Problem to work on:
Write out the records below word for word, please.

......

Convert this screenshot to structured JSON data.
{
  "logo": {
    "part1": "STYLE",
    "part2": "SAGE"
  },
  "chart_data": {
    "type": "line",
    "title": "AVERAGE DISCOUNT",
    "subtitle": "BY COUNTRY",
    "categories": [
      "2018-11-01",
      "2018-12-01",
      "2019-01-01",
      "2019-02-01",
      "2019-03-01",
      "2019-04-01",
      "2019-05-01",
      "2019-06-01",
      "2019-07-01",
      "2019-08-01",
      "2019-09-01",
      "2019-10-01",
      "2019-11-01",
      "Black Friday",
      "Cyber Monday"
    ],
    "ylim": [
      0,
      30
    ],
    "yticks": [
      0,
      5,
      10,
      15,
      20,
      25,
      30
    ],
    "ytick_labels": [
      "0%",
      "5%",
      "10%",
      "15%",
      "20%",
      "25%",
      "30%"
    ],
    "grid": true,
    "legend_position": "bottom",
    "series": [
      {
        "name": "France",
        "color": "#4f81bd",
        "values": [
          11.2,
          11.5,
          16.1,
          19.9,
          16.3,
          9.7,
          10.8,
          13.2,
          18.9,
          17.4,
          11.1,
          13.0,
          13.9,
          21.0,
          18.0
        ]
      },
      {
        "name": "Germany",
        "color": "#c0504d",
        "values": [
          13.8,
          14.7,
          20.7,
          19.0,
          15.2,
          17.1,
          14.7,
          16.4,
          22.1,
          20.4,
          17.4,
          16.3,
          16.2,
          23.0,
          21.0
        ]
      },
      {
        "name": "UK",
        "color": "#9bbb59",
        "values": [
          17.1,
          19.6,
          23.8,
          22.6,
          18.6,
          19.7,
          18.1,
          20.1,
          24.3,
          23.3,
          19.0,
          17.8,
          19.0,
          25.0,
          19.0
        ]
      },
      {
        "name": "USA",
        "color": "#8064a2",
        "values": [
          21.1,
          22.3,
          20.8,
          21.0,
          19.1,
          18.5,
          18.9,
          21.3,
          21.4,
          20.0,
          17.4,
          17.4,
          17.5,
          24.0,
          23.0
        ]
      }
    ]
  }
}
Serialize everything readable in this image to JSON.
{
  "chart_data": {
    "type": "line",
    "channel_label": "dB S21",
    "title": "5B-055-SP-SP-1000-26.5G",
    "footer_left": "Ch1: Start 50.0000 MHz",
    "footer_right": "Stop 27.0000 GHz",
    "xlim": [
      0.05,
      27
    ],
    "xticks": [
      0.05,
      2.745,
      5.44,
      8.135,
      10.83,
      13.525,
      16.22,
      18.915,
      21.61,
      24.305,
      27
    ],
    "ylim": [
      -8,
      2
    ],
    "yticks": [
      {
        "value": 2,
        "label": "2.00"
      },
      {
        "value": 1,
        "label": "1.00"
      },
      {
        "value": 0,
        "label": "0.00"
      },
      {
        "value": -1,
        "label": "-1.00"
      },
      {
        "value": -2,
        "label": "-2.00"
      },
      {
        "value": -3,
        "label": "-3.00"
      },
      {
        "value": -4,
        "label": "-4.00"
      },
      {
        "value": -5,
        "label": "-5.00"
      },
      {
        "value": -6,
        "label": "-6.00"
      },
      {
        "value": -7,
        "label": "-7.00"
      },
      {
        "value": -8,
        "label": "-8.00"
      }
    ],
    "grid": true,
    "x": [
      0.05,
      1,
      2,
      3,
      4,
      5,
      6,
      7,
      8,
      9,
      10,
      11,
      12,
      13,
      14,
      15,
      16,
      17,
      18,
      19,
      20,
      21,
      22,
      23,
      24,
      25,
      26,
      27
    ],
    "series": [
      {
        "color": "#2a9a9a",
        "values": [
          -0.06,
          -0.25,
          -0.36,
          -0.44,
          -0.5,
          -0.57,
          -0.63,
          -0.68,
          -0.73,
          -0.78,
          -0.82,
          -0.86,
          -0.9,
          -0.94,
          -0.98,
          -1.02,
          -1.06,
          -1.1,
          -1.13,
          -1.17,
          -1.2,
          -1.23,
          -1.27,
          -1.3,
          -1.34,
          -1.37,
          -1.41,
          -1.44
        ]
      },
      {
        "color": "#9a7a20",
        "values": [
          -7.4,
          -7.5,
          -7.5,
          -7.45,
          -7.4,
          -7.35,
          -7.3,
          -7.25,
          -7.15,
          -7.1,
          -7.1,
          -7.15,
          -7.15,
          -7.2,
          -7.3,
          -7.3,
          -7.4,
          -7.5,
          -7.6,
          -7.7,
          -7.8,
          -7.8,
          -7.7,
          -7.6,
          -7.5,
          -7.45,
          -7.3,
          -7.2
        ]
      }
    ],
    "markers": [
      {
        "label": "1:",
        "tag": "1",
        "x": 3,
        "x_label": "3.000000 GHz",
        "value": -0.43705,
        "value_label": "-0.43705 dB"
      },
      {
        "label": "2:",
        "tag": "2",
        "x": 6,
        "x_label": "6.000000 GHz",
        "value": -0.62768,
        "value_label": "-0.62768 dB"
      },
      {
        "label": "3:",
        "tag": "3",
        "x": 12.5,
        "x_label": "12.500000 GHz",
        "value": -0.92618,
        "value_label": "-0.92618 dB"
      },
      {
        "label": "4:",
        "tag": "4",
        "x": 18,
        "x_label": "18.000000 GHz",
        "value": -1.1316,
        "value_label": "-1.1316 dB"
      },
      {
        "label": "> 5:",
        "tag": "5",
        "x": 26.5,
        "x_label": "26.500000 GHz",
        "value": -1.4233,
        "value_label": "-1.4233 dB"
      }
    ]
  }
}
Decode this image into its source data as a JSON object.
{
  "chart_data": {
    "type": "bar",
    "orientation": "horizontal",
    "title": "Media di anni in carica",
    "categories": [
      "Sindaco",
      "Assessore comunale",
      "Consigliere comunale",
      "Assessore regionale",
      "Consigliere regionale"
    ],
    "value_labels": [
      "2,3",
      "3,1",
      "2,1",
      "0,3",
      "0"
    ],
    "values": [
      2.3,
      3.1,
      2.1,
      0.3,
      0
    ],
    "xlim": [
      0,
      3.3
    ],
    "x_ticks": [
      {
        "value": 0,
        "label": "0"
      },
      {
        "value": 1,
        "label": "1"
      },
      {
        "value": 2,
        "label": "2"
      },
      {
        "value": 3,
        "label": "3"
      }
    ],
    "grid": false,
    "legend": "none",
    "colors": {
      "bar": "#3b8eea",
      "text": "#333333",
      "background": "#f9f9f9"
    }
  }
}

......

Written response:
Convert this screenshot to structured JSON data.
{
  "logo": {
    "part1": "STYLE",
    "part2": "SAGE"
  },
  "chart_data": {
    "type": "line",
    "title": "AVERAGE DISCOUNT",
    "subtitle": "BY COUNTRY",
    "categories": [
      "2018-11-01",
      "2018-12-01",
      "2019-01-01",
      "2019-02-01",
      "2019-03-01",
      "2019-04-01",
      "2019-05-01",
      "2019-06-01",
      "2019-07-01",
      "2019-08-01",
      "2019-09-01",
      "2019-10-01",
      "2019-11-01",
      "Black Friday",
      "Cyber Monday"
    ],
    "ylim": [
      0,
      30
    ],
    "yticks": [
      0,
      5,
      10,
      15,
      20,
      25,
      30
    ],
    "ytick_labels": [
      "0%",
      "5%",
      "10%",
      "15%",
      "20%",
      "25%",
      "30%"
    ],
    "grid": true,
    "legend_position": "bottom",
    "series": [
      {
        "name": "France",
        "color": "#4f81bd",
        "values": [
          11.2,
          11.5,
          16.1,
          19.9,
          16.3,
          9.7,
          10.8,
          13.2,
          18.9,
          17.4,
          11.1,
          13.0,
          13.9,
          21.0,
          18.0
        ]
      },
      {
        "name": "Germany",
        "color": "#c0504d",
        "values": [
          13.8,
          14.7,
          20.7,
          19.0,
          15.2,
          17.1,
          14.7,
          16.4,
          22.1,
          20.4,
          17.4,
          16.3,
          16.2,
          23.0,
          21.0
        ]
      },
      {
        "name": "UK",
        "color": "#9bbb59",
        "values": [
          17.1,
          19.6,
          23.8,
          22.6,
          18.6,
          19.7,
          18.1,
          20.1,
          24.3,
          23.3,
          19.0,
          17.8,
          19.0,
          25.0,
          19.0
        ]
      },
      {
        "name": "USA",
        "color": "#8064a2",
        "values": [
          21.1,
          22.3,
          20.8,
          21.0,
          19.1,
          18.5,
          18.9,
          21.3,
          21.4,
          20.0,
          17.4,
          17.4,
          17.5,
          24.0,
          23.0
        ]
      }
    ]
  }
}
Serialize everything readable in this image to JSON.
{
  "chart_data": {
    "type": "line",
    "channel_label": "dB S21",
    "title": "5B-055-SP-SP-1000-26.5G",
    "footer_left": "Ch1: Start 50.0000 MHz",
    "footer_right": "Stop 27.0000 GHz",
    "xlim": [
      0.05,
      27
    ],
    "xticks": [
      0.05,
      2.745,
      5.44,
      8.135,
      10.83,
      13.525,
      16.22,
      18.915,
      21.61,
      24.305,
      27
    ],
    "ylim": [
      -8,
      2
    ],
    "yticks": [
      {
        "value": 2,
        "label": "2.00"
      },
      {
        "value": 1,
        "label": "1.00"
      },
      {
        "value": 0,
        "label": "0.00"
      },
      {
        "value": -1,
        "label": "-1.00"
      },
      {
        "value": -2,
        "label": "-2.00"
      },
      {
        "value": -3,
        "label": "-3.00"
      },
      {
        "value": -4,
        "label": "-4.00"
      },
      {
        "value": -5,
        "label": "-5.00"
      },
      {
        "value": -6,
        "label": "-6.00"
      },
      {
        "value": -7,
        "label": "-7.00"
      },
      {
        "value": -8,
        "label": "-8.00"
      }
    ],
    "grid": true,
    "x": [
      0.05,
      1,
      2,
      3,
      4,
      5,
      6,
      7,
      8,
      9,
      10,
      11,
      12,
      13,
      14,
      15,
      16,
      17,
      18,
      19,
      20,
      21,
      22,
      23,
      24,
      25,
      26,
      27
    ],
    "series": [
      {
        "color": "#2a9a9a",
        "values": [
          -0.06,
          -0.25,
          -0.36,
          -0.44,
          -0.5,
          -0.57,
          -0.63,
          -0.68,
          -0.73,
          -0.78,
          -0.82,
          -0.86,
          -0.9,
          -0.94,
          -0.98,
          -1.02,
          -1.06,
          -1.1,
          -1.13,
          -1.17,
          -1.2,
          -1.23,
          -1.27,
          -1.3,
          -1.34,
          -1.37,
          -1.41,
          -1.44
        ]
      },
      {
        "color": "#9a7a20",
        "values": [
          -7.4,
          -7.5,
          -7.5,
          -7.45,
          -7.4,
          -7.35,
          -7.3,
          -7.25,
          -7.15,
          -7.1,
          -7.1,
          -7.15,
          -7.15,
          -7.2,
          -7.3,
          -7.3,
          -7.4,
          -7.5,
          -7.6,
          -7.7,
          -7.8,
          -7.8,
          -7.7,
          -7.6,
          -7.5,
          -7.45,
          -7.3,
          -7.2
        ]
      }
    ],
    "markers": [
      {
        "label": "1:",
        "tag": "1",
        "x": 3,
        "x_label": "3.000000 GHz",
        "value": -0.43705,
        "value_label": "-0.43705 dB"
      },
      {
        "label": "2:",
        "tag": "2",
        "x": 6,
        "x_label": "6.000000 GHz",
        "value": -0.62768,
        "value_label": "-0.62768 dB"
      },
      {
        "label": "3:",
        "tag": "3",
        "x": 12.5,
        "x_label": "12.500000 GHz",
        "value": -0.92618,
        "value_label": "-0.92618 dB"
      },
      {
        "label": "4:",
        "tag": "4",
        "x": 18,
        "x_label": "18.000000 GHz",
        "value": -1.1316,
        "value_label": "-1.1316 dB"
      },
      {
        "label": "> 5:",
        "tag": "5",
        "x": 26.5,
        "x_label": "26.500000 GHz",
        "value": -1.4233,
        "value_label": "-1.4233 dB"
      }
    ]
  }
}
Decode this image into its source data as a JSON object.
{
  "chart_data": {
    "type": "bar",
    "orientation": "horizontal",
    "title": "Media di anni in carica",
    "categories": [
      "Sindaco",
      "Assessore comunale",
      "Consigliere comunale",
      "Assessore regionale",
      "Consigliere regionale"
    ],
    "value_labels": [
      "2,3",
      "3,1",
      "2,1",
      "0,3",
      "0"
    ],
    "values": [
      2.3,
      3.1,
      2.1,
      0.3,
      0
    ],
    "xlim": [
      0,
      3.3
    ],
    "x_ticks": [
      {
        "value": 0,
        "label": "0"
      },
      {
        "value": 1,
        "label": "1"
      },
      {
        "value": 2,
        "label": "2"
      },
      {
        "value": 3,
        "label": "3"
      }
    ],
    "grid": false,
    "legend": "none",
    "colors": {
      "bar": "#3b8eea",
      "text": "#333333",
      "background": "#f9f9f9"
    }
  }
}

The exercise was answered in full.